Box set by Pink Floyd
- Released: 12 December 2025
- Recorded: 13 January – 28 July 1975 (studio) 15–16 November 1974 (Live at the Empire Pool) 1975 (Live at the Los Angeles Sports Arena)
- Venues: Wembley Stadium, London Los Angeles Sports Arena, Los Angeles
- Studios: EMI, London
- Length: 258:36
- Labels: Pink Floyd Music Ltd.; Columbia; Sony;
- Producer: Pink Floyd

Pink Floyd chronology
| Pink Floyd at Pompeii – MCMLXXII (2025) | Wish You Were Here 50 (2025) | 8-Tracks (2026) |

Singles from Wish You Were Here 50
- "The Machine Song (Demo #2, Revisited)" Released: 12 September 2025; "Shine On You Crazy Diamond (Pts. 1-9, New Stereo Mix)" Released: 18 November 2025;

= Wish You Were Here 50 =

Wish You Were Here 50 is a 50th anniversary box set reissue of English progressive rock band Pink Floyd's original 1975 album. It was released on 12 December 2025 by Sony Music. Two digital singles were released to support the box set.

-- Problems to solve --
• a. Rewrite the Wish You Were Here 50 entry from "Pink Floyd chronology" to "the box set.", changing "box set" to "collection".
• b. According to the Wish You Were Here 50 entry, on what date was the single "The Machine Song (Demo #2, Revisited)" released?

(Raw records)
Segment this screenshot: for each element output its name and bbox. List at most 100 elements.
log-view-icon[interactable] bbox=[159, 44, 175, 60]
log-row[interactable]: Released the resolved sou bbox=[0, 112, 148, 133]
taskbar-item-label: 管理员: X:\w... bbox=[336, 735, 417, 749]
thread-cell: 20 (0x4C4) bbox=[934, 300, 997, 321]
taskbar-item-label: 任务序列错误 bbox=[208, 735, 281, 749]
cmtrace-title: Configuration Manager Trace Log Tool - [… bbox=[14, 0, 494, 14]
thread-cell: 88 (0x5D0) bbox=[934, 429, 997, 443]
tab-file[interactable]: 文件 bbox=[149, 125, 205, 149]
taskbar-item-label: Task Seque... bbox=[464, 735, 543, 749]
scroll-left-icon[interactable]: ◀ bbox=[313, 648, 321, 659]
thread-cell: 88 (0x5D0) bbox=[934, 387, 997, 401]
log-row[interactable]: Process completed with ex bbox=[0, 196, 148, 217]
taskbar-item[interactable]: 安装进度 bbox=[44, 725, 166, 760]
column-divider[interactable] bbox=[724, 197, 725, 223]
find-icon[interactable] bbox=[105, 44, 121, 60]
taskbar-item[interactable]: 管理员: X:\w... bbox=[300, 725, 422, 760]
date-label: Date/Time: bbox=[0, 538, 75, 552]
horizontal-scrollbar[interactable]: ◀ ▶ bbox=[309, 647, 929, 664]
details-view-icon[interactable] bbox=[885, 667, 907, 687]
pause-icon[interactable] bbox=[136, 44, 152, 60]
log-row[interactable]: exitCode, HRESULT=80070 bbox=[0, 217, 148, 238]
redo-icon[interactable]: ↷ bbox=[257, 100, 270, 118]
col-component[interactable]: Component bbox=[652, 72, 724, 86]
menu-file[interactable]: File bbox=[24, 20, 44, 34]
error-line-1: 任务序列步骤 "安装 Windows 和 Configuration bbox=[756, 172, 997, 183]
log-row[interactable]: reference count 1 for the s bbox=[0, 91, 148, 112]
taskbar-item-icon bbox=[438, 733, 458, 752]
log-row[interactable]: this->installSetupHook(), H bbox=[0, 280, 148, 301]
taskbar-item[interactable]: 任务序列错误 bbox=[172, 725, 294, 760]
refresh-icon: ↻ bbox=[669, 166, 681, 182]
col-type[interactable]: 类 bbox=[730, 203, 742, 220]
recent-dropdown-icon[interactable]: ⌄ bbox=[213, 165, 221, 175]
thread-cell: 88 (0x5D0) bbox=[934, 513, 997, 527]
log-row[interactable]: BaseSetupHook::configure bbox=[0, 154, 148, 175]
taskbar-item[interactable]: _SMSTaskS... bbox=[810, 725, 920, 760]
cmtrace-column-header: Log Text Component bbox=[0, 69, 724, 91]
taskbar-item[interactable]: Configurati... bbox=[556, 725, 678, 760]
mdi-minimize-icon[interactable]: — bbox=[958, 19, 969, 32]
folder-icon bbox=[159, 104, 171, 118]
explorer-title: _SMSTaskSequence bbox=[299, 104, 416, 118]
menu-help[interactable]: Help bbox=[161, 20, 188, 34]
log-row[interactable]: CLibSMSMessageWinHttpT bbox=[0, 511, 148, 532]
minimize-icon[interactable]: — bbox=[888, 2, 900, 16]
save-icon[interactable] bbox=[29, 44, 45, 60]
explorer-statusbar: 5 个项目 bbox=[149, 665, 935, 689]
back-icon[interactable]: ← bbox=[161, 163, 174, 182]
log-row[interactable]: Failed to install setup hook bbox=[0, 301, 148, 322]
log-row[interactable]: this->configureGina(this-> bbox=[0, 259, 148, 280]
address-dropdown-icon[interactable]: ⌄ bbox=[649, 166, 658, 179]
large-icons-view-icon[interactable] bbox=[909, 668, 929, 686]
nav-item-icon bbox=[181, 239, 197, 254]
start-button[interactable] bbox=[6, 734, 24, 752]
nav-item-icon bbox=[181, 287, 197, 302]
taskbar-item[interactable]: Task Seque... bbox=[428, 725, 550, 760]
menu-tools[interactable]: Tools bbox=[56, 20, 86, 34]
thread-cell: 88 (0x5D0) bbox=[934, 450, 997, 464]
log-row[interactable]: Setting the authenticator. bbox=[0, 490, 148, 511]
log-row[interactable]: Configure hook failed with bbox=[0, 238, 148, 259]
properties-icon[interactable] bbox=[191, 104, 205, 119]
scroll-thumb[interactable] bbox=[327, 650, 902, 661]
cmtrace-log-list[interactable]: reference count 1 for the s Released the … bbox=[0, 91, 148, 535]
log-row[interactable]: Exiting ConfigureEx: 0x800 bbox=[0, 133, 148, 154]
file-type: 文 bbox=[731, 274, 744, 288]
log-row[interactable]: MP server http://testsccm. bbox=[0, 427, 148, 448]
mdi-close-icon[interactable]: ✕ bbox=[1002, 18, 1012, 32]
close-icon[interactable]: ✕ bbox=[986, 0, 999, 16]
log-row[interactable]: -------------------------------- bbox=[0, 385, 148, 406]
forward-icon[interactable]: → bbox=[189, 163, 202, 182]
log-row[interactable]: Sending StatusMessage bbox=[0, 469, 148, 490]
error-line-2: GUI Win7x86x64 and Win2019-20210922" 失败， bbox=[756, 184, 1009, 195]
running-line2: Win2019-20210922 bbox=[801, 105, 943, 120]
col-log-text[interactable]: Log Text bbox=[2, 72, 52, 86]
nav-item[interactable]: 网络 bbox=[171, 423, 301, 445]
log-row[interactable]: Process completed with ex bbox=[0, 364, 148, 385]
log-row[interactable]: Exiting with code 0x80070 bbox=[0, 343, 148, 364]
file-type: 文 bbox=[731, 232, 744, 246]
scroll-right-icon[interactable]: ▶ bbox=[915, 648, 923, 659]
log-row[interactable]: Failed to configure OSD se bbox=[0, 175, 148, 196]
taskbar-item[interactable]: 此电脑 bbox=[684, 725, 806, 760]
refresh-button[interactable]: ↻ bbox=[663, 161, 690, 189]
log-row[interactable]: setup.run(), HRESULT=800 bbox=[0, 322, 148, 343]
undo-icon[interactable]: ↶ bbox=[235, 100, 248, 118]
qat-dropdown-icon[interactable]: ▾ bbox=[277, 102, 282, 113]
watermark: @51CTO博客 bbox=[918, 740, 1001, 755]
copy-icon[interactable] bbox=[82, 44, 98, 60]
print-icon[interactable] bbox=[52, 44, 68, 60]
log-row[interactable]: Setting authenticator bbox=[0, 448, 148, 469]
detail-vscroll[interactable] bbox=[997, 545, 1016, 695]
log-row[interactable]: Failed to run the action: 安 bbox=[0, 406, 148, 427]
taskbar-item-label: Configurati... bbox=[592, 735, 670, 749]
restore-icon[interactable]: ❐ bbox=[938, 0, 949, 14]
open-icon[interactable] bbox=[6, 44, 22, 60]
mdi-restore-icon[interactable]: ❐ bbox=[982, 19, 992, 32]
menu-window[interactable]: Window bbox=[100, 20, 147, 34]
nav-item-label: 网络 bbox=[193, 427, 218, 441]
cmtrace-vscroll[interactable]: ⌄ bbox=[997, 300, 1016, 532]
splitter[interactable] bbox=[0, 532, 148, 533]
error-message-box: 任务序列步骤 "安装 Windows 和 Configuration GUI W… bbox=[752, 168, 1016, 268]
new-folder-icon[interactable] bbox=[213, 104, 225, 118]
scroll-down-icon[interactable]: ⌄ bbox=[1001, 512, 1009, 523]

-- Written responses --
• a.
Pink Floyd chronology
| Pink Floyd at Pompeii – MCMLXXII (2025) | Wish You Were Here 50 (2025) | 8-Tracks (2026) |

Singles from Wish You Were Here 50
- "The Machine Song (Demo #2, Revisited)" Released: 12 September 2025; "Shine On You Crazy Diamond (Pts. 1-9, New Stereo Mix)" Released: 18 November 2025;

= Wish You Were Here 50 =

Wish You Were Here 50 is a 50th anniversary collection reissue of English progressive rock band Pink Floyd's original 1975 album. It was released on 12 December 2025 by Sony Music. Two digital singles were released to support the collection.

• b. 12 September 2025